• [What to work on]: Faithfully return all lines, omitting every embedded picture.

Items from a dataset
** START **
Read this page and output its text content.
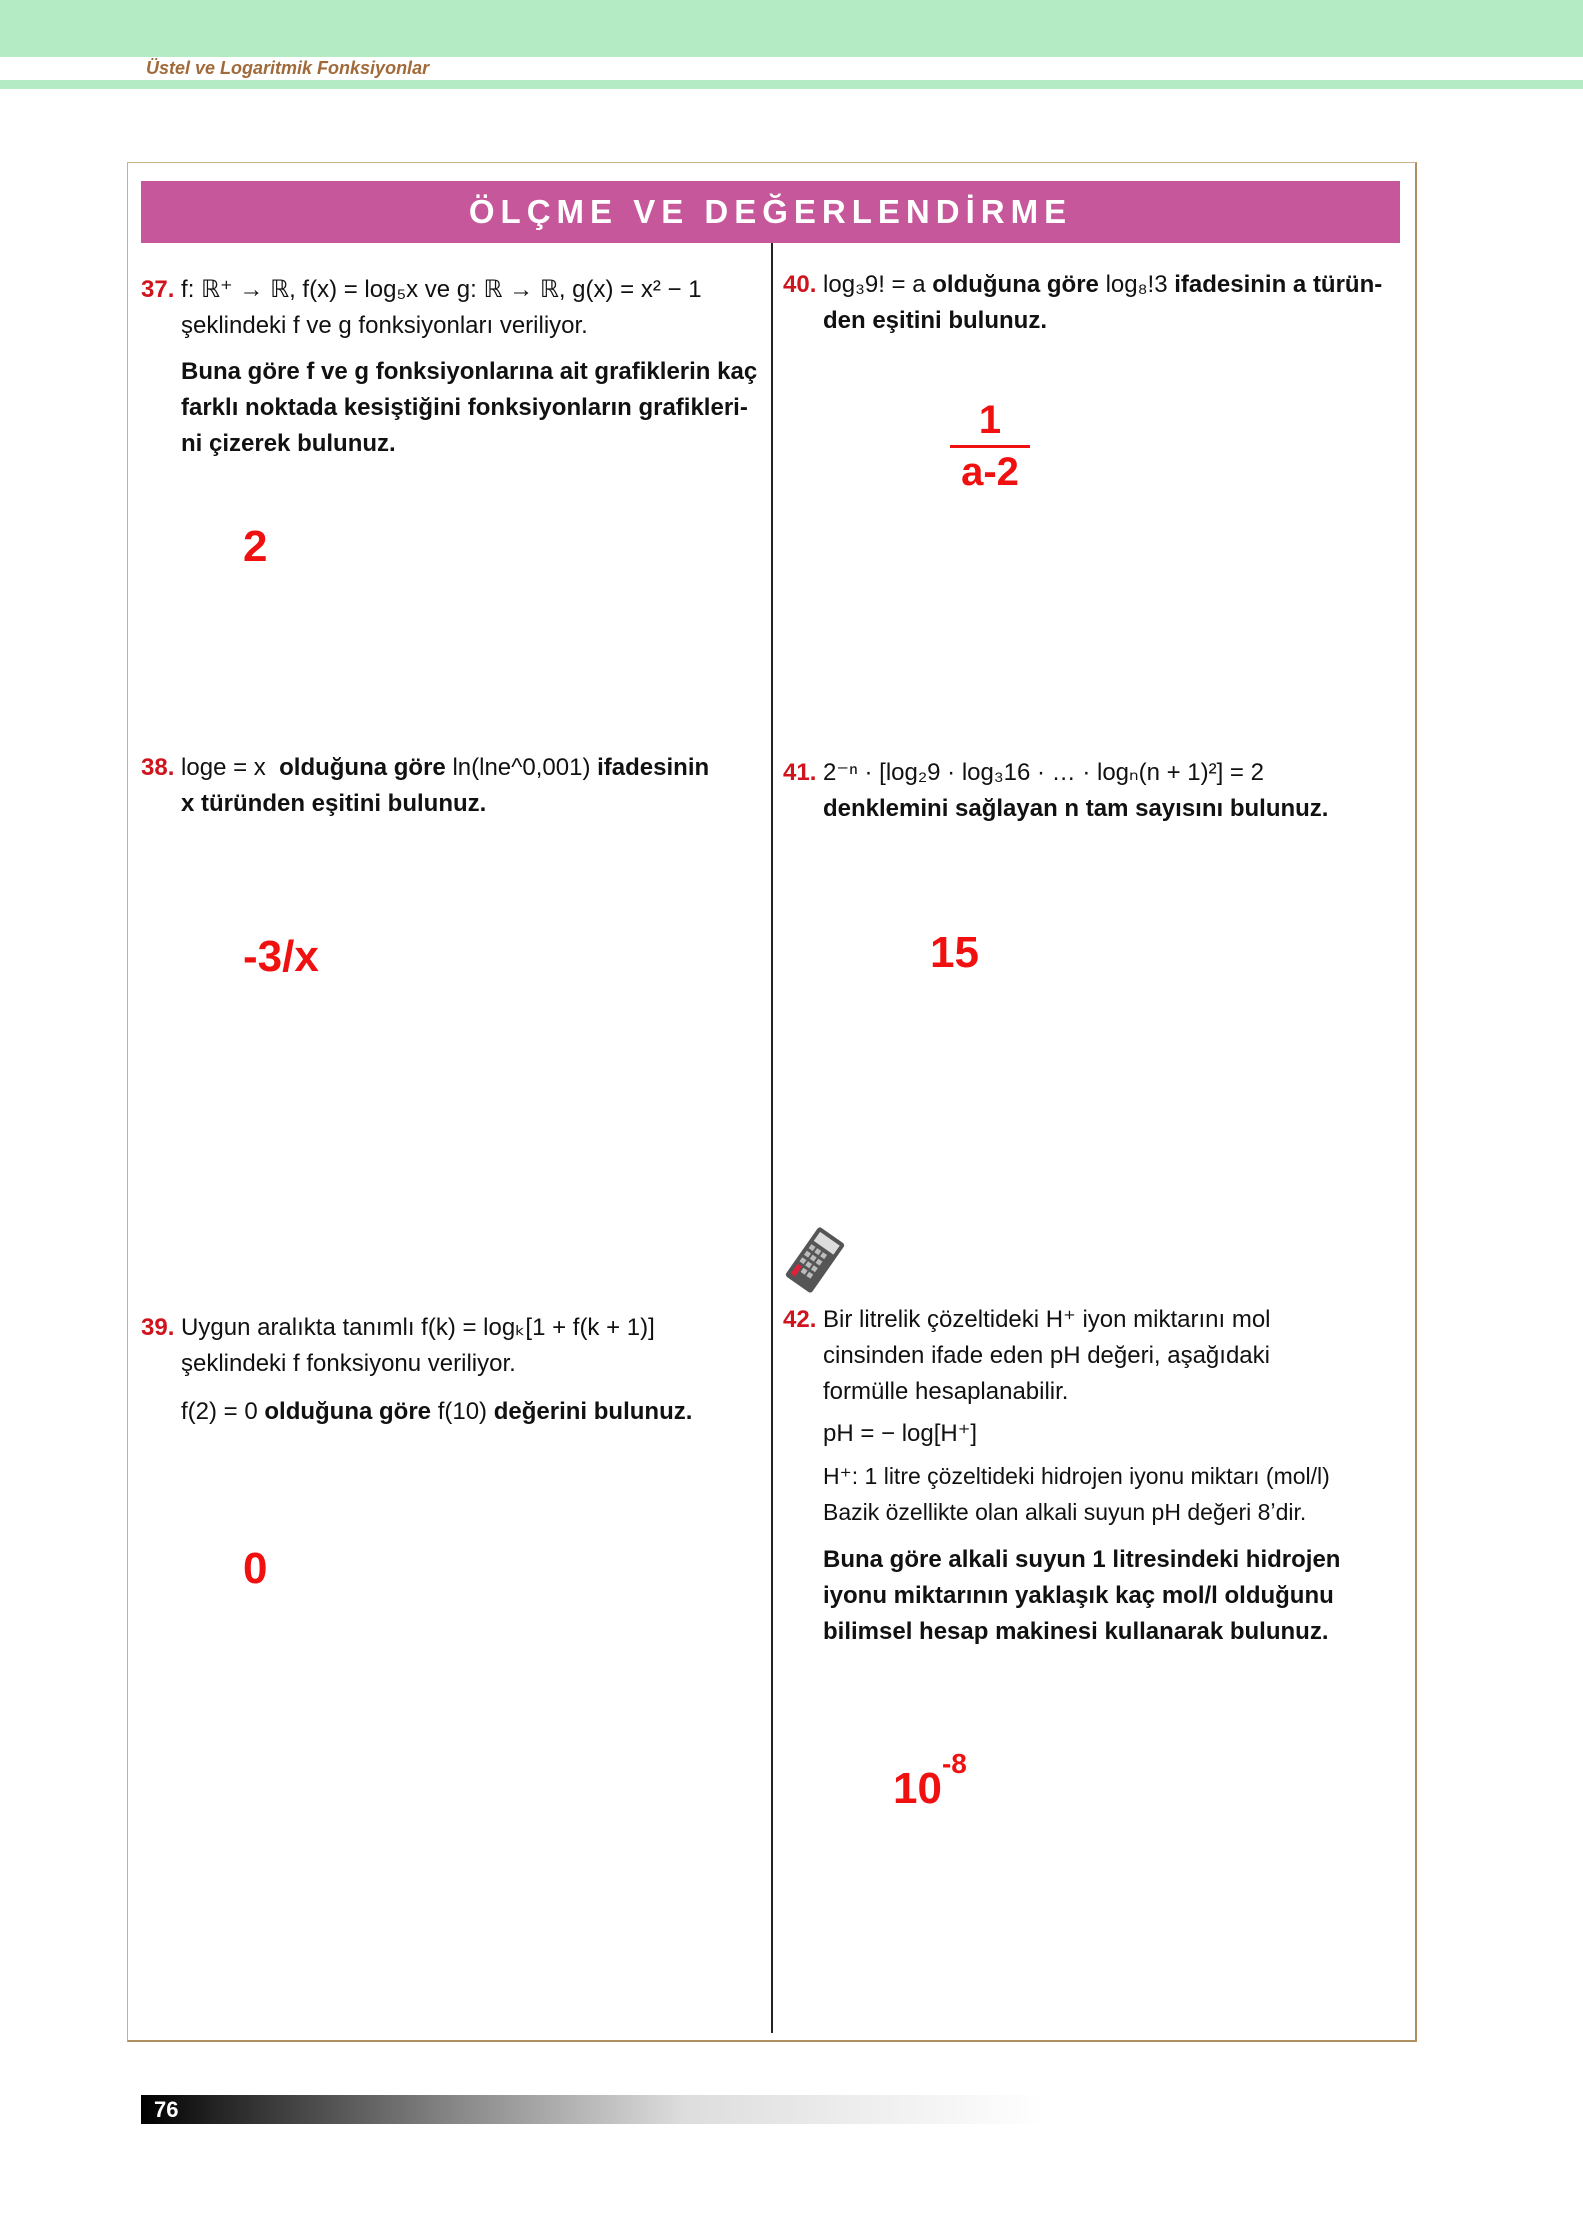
Üstel ve Logaritmik Fonksiyonlar
ÖLÇME VE DEĞERLENDİRME
37. f: ℝ⁺ → ℝ, f(x) = log₅x ve g: ℝ → ℝ, g(x) = x² − 1
şeklindeki f ve g fonksiyonları veriliyor.
Buna göre f ve g fonksiyonlarına ait grafiklerin kaç farklı noktada kesiştiğini fonksiyonların grafikleri-ni çizerek bulunuz.
2
38. loge = x olduğuna göre ln(lne^0,001) ifadesinin
x türünden eşitini bulunuz.
-3/x
39. Uygun aralıkta tanımlı f(k) = logₖ[1 + f(k + 1)]
şeklindeki f fonksiyonu veriliyor.
f(2) = 0 olduğuna göre f(10) değerini bulunuz.
0
40. log₃9! = a olduğuna göre log₈!3 ifadesinin a türün-
den eşitini bulunuz.
1
a-2
41. 2⁻ⁿ · [log₂9 · log₃16 · … · logₙ(n + 1)²] = 2
denklemini sağlayan n tam sayısını bulunuz.
15
42. Bir litrelik çözeltideki H⁺ iyon miktarını mol
cinsinden ifade eden pH değeri, aşağıdaki
formülle hesaplanabilir.
pH = − log[H⁺]
H⁺: 1 litre çözeltideki hidrojen iyonu miktarı (mol/l)
Bazik özellikte olan alkali suyun pH değeri 8ʼdir.
Buna göre alkali suyun 1 litresindeki hidrojen iyonu miktarının yaklaşık kaç mol/l olduğunu bilimsel hesap makinesi kullanarak bulunuz.
$10^{-8}$
76
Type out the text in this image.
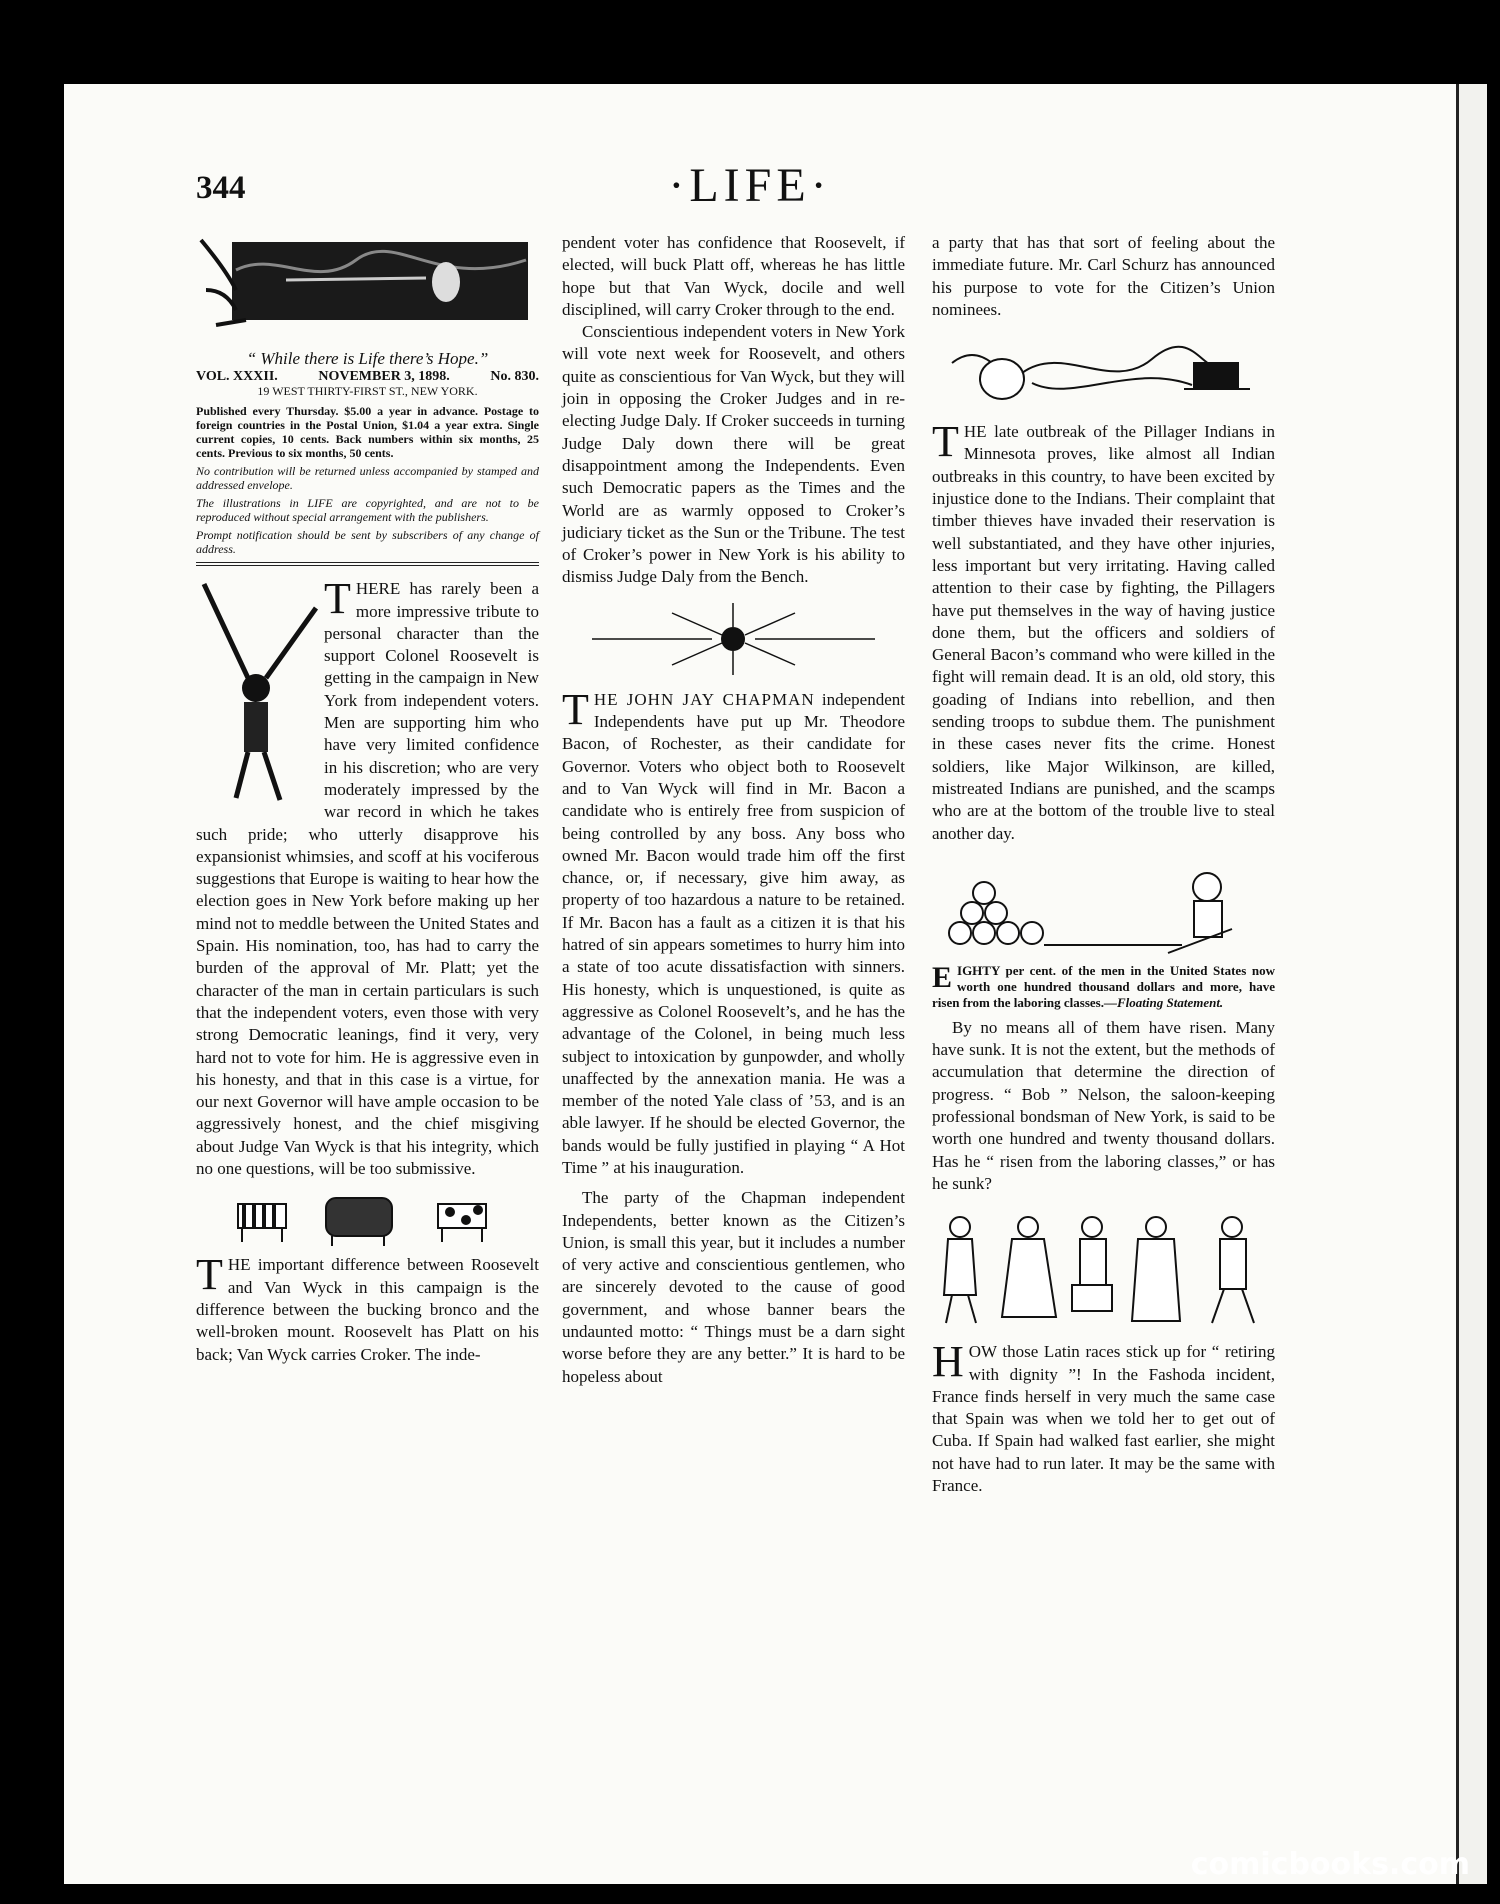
344	·LIFE·

“ While there is Life there’s Hope.”

VOL. XXXII.	NOVEMBER 3, 1898.	No. 830.

19 WEST THIRTY-FIRST ST., NEW YORK.

Published every Thursday. $5.00 a year in advance. Postage to foreign countries in the Postal Union, $1.04 a year extra. Single current copies, 10 cents. Back numbers within six months, 25 cents. Previous to six months, 50 cents.

No contribution will be returned unless accompanied by stamped and addressed envelope.

The illustrations in LIFE are copyrighted, and are not to be reproduced without special arrangement with the publishers.

Prompt notification should be sent by subscribers of any change of address.

THERE has rarely been a more impressive tribute to personal character than the support Colonel Roosevelt is getting in the campaign in New York from independent voters. Men are supporting him who have very limited confidence in his discretion; who are very moderately impressed by the war record in which he takes such pride; who utterly disapprove his expansionist whimsies, and scoff at his vociferous suggestions that Europe is waiting to hear how the election goes in New York before making up her mind not to meddle between the United States and Spain. His nomination, too, has had to carry the burden of the approval of Mr. Platt; yet the character of the man in certain particulars is such that the independent voters, even those with very strong Democratic leanings, find it very, very hard not to vote for him. He is aggressive even in his honesty, and that in this case is a virtue, for our next Governor will have ample occasion to be aggressively honest, and the chief misgiving about Judge Van Wyck is that his integrity, which no one questions, will be too submissive.

THE important difference between Roosevelt and Van Wyck in this campaign is the difference between the bucking bronco and the well-broken mount. Roosevelt has Platt on his back; Van Wyck carries Croker. The inde-

pendent voter has confidence that Roosevelt, if elected, will buck Platt off, whereas he has little hope but that Van Wyck, docile and well disciplined, will carry Croker through to the end.

Conscientious independent voters in New York will vote next week for Roosevelt, and others quite as conscientious for Van Wyck, but they will join in opposing the Croker Judges and in re-electing Judge Daly. If Croker succeeds in turning Judge Daly down there will be great disappointment among the Independents. Even such Democratic papers as the Times and the World are as warmly opposed to Croker’s judiciary ticket as the Sun or the Tribune. The test of Croker’s power in New York is his ability to dismiss Judge Daly from the Bench.

THE JOHN JAY CHAPMAN independent Independents have put up Mr. Theodore Bacon, of Rochester, as their candidate for Governor. Voters who object both to Roosevelt and to Van Wyck will find in Mr. Bacon a candidate who is entirely free from suspicion of being controlled by any boss. Any boss who owned Mr. Bacon would trade him off the first chance, or, if necessary, give him away, as property of too hazardous a nature to be retained. If Mr. Bacon has a fault as a citizen it is that his hatred of sin appears sometimes to hurry him into a state of too acute dissatisfaction with sinners. His honesty, which is unquestioned, is quite as aggressive as Colonel Roosevelt’s, and he has the advantage of the Colonel, in being much less subject to intoxication by gunpowder, and wholly unaffected by the annexation mania. He was a member of the noted Yale class of ’53, and is an able lawyer. If he should be elected Governor, the bands would be fully justified in playing “ A Hot Time ” at his inauguration.

The party of the Chapman independent Independents, better known as the Citizen’s Union, is small this year, but it includes a number of very active and conscientious gentlemen, who are sincerely devoted to the cause of good government, and whose banner bears the undaunted motto: “ Things must be a darn sight worse before they are any better.” It is hard to be hopeless about

a party that has that sort of feeling about the immediate future. Mr. Carl Schurz has announced his purpose to vote for the Citizen’s Union nominees.

THE late outbreak of the Pillager Indians in Minnesota proves, like almost all Indian outbreaks in this country, to have been excited by injustice done to the Indians. Their complaint that timber thieves have invaded their reservation is well substantiated, and they have other injuries, less important but very irritating. Having called attention to their case by fighting, the Pillagers have put themselves in the way of having justice done them, but the officers and soldiers of General Bacon’s command who were killed in the fight will remain dead. It is an old, old story, this goading of Indians into rebellion, and then sending troops to subdue them. The punishment in these cases never fits the crime. Honest soldiers, like Major Wilkinson, are killed, mistreated Indians are punished, and the scamps who are at the bottom of the trouble live to steal another day.

EIGHTY per cent. of the men in the United States now worth one hundred thousand dollars and more, have risen from the laboring classes.—Floating Statement.

By no means all of them have risen. Many have sunk. It is not the extent, but the methods of accumulation that determine the direction of progress. “ Bob ” Nelson, the saloon-keeping professional bondsman of New York, is said to be worth one hundred and twenty thousand dollars. Has he “ risen from the laboring classes,” or has he sunk?

HOW those Latin races stick up for “ retiring with dignity ”! In the Fashoda incident, France finds herself in very much the same case that Spain was when we told her to get out of Cuba. If Spain had walked fast earlier, she might not have had to run later. It may be the same with France.

comicbooks.com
** END **
• [Response to this task]:
Read this page and output its text content.
Üstel ve Logaritmik Fonksiyonlar
ÖLÇME VE DEĞERLENDİRME
37. f: ℝ⁺ → ℝ, f(x) = log₅x ve g: ℝ → ℝ, g(x) = x² − 1
şeklindeki f ve g fonksiyonları veriliyor.
Buna göre f ve g fonksiyonlarına ait grafiklerin kaç farklı noktada kesiştiğini fonksiyonların grafikleri-ni çizerek bulunuz.
2
38. loge = x olduğuna göre ln(lne^0,001) ifadesinin
x türünden eşitini bulunuz.
-3/x
39. Uygun aralıkta tanımlı f(k) = logₖ[1 + f(k + 1)]
şeklindeki f fonksiyonu veriliyor.
f(2) = 0 olduğuna göre f(10) değerini bulunuz.
0
40. log₃9! = a olduğuna göre log₈!3 ifadesinin a türün-
den eşitini bulunuz.
1
a-2
41. 2⁻ⁿ · [log₂9 · log₃16 · … · logₙ(n + 1)²] = 2
denklemini sağlayan n tam sayısını bulunuz.
15
42. Bir litrelik çözeltideki H⁺ iyon miktarını mol
cinsinden ifade eden pH değeri, aşağıdaki
formülle hesaplanabilir.
pH = − log[H⁺]
H⁺: 1 litre çözeltideki hidrojen iyonu miktarı (mol/l)
Bazik özellikte olan alkali suyun pH değeri 8ʼdir.
Buna göre alkali suyun 1 litresindeki hidrojen iyonu miktarının yaklaşık kaç mol/l olduğunu bilimsel hesap makinesi kullanarak bulunuz.
$10^{-8}$
76
Type out the text in this image.
344	·LIFE·

“ While there is Life there’s Hope.”

VOL. XXXII.	NOVEMBER 3, 1898.	No. 830.

19 WEST THIRTY-FIRST ST., NEW YORK.

Published every Thursday. $5.00 a year in advance. Postage to foreign countries in the Postal Union, $1.04 a year extra. Single current copies, 10 cents. Back numbers within six months, 25 cents. Previous to six months, 50 cents.

No contribution will be returned unless accompanied by stamped and addressed envelope.

The illustrations in LIFE are copyrighted, and are not to be reproduced without special arrangement with the publishers.

Prompt notification should be sent by subscribers of any change of address.

THERE has rarely been a more impressive tribute to personal character than the support Colonel Roosevelt is getting in the campaign in New York from independent voters. Men are supporting him who have very limited confidence in his discretion; who are very moderately impressed by the war record in which he takes such pride; who utterly disapprove his expansionist whimsies, and scoff at his vociferous suggestions that Europe is waiting to hear how the election goes in New York before making up her mind not to meddle between the United States and Spain. His nomination, too, has had to carry the burden of the approval of Mr. Platt; yet the character of the man in certain particulars is such that the independent voters, even those with very strong Democratic leanings, find it very, very hard not to vote for him. He is aggressive even in his honesty, and that in this case is a virtue, for our next Governor will have ample occasion to be aggressively honest, and the chief misgiving about Judge Van Wyck is that his integrity, which no one questions, will be too submissive.

THE important difference between Roosevelt and Van Wyck in this campaign is the difference between the bucking bronco and the well-broken mount. Roosevelt has Platt on his back; Van Wyck carries Croker. The inde-

pendent voter has confidence that Roosevelt, if elected, will buck Platt off, whereas he has little hope but that Van Wyck, docile and well disciplined, will carry Croker through to the end.

Conscientious independent voters in New York will vote next week for Roosevelt, and others quite as conscientious for Van Wyck, but they will join in opposing the Croker Judges and in re-electing Judge Daly. If Croker succeeds in turning Judge Daly down there will be great disappointment among the Independents. Even such Democratic papers as the Times and the World are as warmly opposed to Croker’s judiciary ticket as the Sun or the Tribune. The test of Croker’s power in New York is his ability to dismiss Judge Daly from the Bench.

THE JOHN JAY CHAPMAN independent Independents have put up Mr. Theodore Bacon, of Rochester, as their candidate for Governor. Voters who object both to Roosevelt and to Van Wyck will find in Mr. Bacon a candidate who is entirely free from suspicion of being controlled by any boss. Any boss who owned Mr. Bacon would trade him off the first chance, or, if necessary, give him away, as property of too hazardous a nature to be retained. If Mr. Bacon has a fault as a citizen it is that his hatred of sin appears sometimes to hurry him into a state of too acute dissatisfaction with sinners. His honesty, which is unquestioned, is quite as aggressive as Colonel Roosevelt’s, and he has the advantage of the Colonel, in being much less subject to intoxication by gunpowder, and wholly unaffected by the annexation mania. He was a member of the noted Yale class of ’53, and is an able lawyer. If he should be elected Governor, the bands would be fully justified in playing “ A Hot Time ” at his inauguration.

The party of the Chapman independent Independents, better known as the Citizen’s Union, is small this year, but it includes a number of very active and conscientious gentlemen, who are sincerely devoted to the cause of good government, and whose banner bears the undaunted motto: “ Things must be a darn sight worse before they are any better.” It is hard to be hopeless about

a party that has that sort of feeling about the immediate future. Mr. Carl Schurz has announced his purpose to vote for the Citizen’s Union nominees.

THE late outbreak of the Pillager Indians in Minnesota proves, like almost all Indian outbreaks in this country, to have been excited by injustice done to the Indians. Their complaint that timber thieves have invaded their reservation is well substantiated, and they have other injuries, less important but very irritating. Having called attention to their case by fighting, the Pillagers have put themselves in the way of having justice done them, but the officers and soldiers of General Bacon’s command who were killed in the fight will remain dead. It is an old, old story, this goading of Indians into rebellion, and then sending troops to subdue them. The punishment in these cases never fits the crime. Honest soldiers, like Major Wilkinson, are killed, mistreated Indians are punished, and the scamps who are at the bottom of the trouble live to steal another day.

EIGHTY per cent. of the men in the United States now worth one hundred thousand dollars and more, have risen from the laboring classes.—Floating Statement.

By no means all of them have risen. Many have sunk. It is not the extent, but the methods of accumulation that determine the direction of progress. “ Bob ” Nelson, the saloon-keeping professional bondsman of New York, is said to be worth one hundred and twenty thousand dollars. Has he “ risen from the laboring classes,” or has he sunk?

HOW those Latin races stick up for “ retiring with dignity ”! In the Fashoda incident, France finds herself in very much the same case that Spain was when we told her to get out of Cuba. If Spain had walked fast earlier, she might not have had to run later. It may be the same with France.

comicbooks.com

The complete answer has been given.